PROBLEM TO SOLVE: Report every line in the listing that contains the string "Autumn".
--------------------------------
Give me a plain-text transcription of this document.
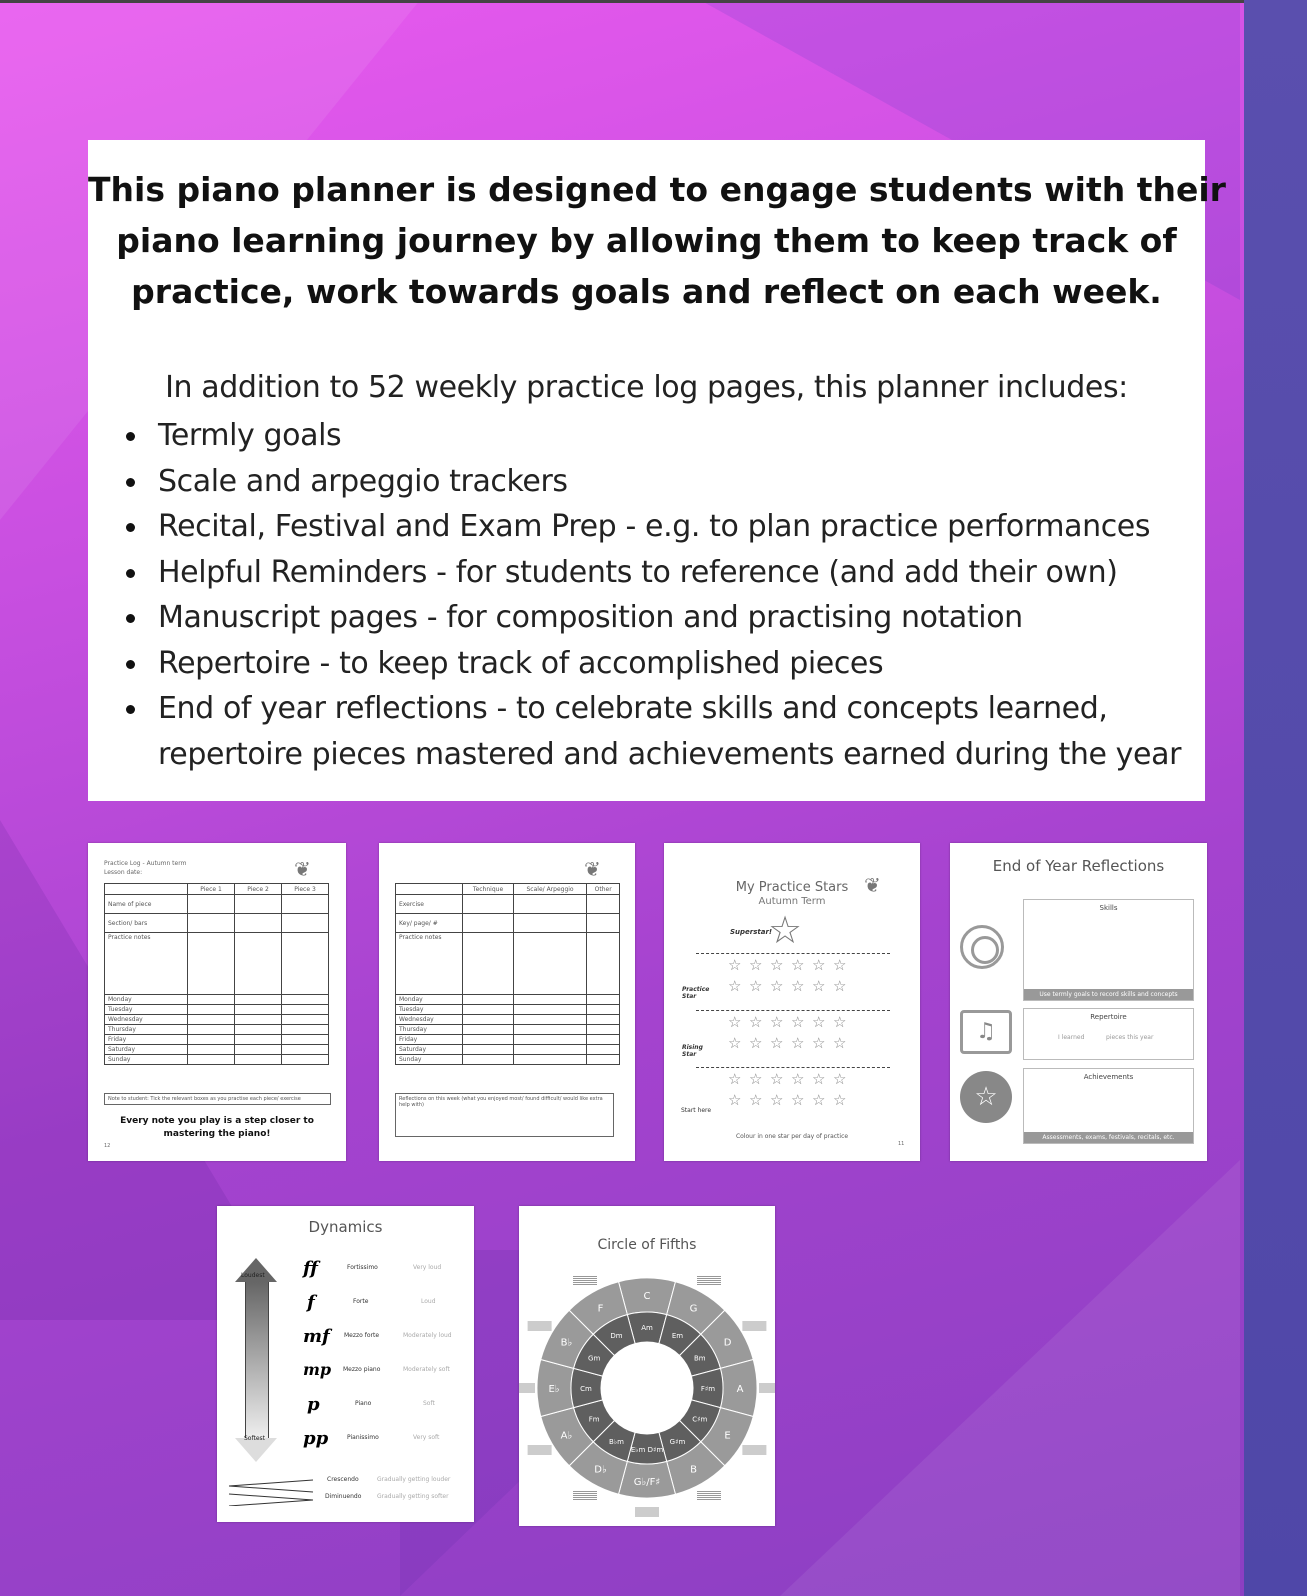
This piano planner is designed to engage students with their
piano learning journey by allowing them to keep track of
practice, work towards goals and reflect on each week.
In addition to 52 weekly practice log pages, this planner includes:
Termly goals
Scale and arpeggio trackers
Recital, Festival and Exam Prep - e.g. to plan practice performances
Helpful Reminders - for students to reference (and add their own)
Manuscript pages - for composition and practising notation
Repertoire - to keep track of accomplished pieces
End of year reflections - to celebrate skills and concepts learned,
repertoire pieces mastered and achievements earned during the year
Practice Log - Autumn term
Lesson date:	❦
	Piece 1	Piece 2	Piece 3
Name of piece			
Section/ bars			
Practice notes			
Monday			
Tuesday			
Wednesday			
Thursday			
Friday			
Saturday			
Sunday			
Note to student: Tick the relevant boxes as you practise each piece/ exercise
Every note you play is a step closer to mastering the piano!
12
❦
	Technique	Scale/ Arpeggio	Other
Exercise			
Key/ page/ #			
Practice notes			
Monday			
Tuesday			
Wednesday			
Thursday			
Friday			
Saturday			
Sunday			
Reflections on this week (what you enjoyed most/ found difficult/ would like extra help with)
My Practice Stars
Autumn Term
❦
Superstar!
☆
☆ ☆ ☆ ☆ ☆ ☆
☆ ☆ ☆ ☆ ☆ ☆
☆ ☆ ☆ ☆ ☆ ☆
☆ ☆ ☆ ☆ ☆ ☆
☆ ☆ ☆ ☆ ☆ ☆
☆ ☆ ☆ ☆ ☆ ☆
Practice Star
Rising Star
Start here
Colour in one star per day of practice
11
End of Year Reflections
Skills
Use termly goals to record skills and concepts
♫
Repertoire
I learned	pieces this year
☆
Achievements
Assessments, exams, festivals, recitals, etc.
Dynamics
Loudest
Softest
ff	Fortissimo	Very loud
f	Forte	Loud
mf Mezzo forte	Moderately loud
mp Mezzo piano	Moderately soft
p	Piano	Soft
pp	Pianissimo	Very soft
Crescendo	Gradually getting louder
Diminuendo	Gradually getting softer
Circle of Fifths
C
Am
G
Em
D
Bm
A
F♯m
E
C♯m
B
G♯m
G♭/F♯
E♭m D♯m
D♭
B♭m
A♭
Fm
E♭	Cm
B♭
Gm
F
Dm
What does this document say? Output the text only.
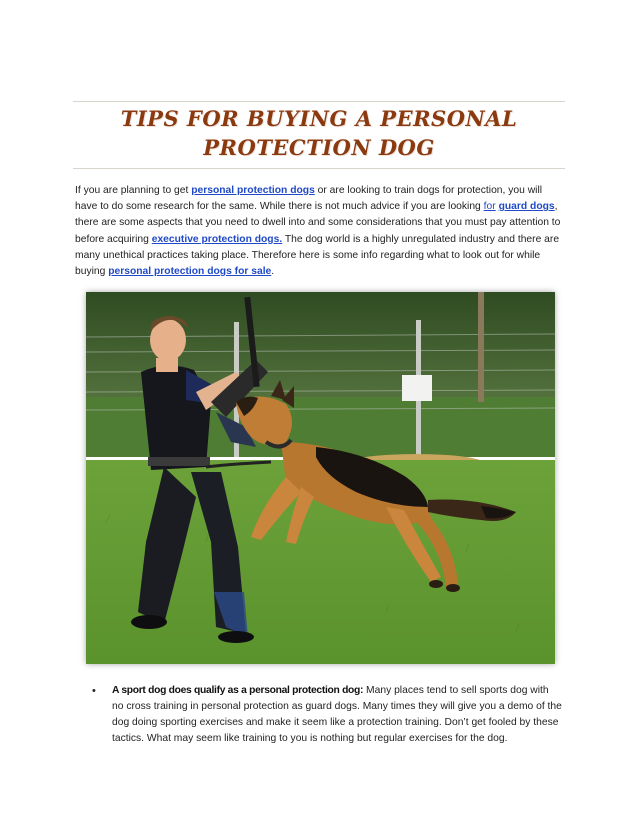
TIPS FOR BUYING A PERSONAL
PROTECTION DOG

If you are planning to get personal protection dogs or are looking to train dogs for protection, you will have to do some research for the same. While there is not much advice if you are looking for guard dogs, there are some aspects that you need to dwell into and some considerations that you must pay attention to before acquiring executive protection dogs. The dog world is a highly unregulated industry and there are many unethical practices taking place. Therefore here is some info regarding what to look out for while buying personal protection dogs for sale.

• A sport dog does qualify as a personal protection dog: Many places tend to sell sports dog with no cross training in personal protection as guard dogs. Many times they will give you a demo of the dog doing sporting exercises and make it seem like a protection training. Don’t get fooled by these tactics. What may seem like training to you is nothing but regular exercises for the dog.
--------------------------------
PROBLEM SOLUTION:
Practice Log - Autumn term
Autumn Term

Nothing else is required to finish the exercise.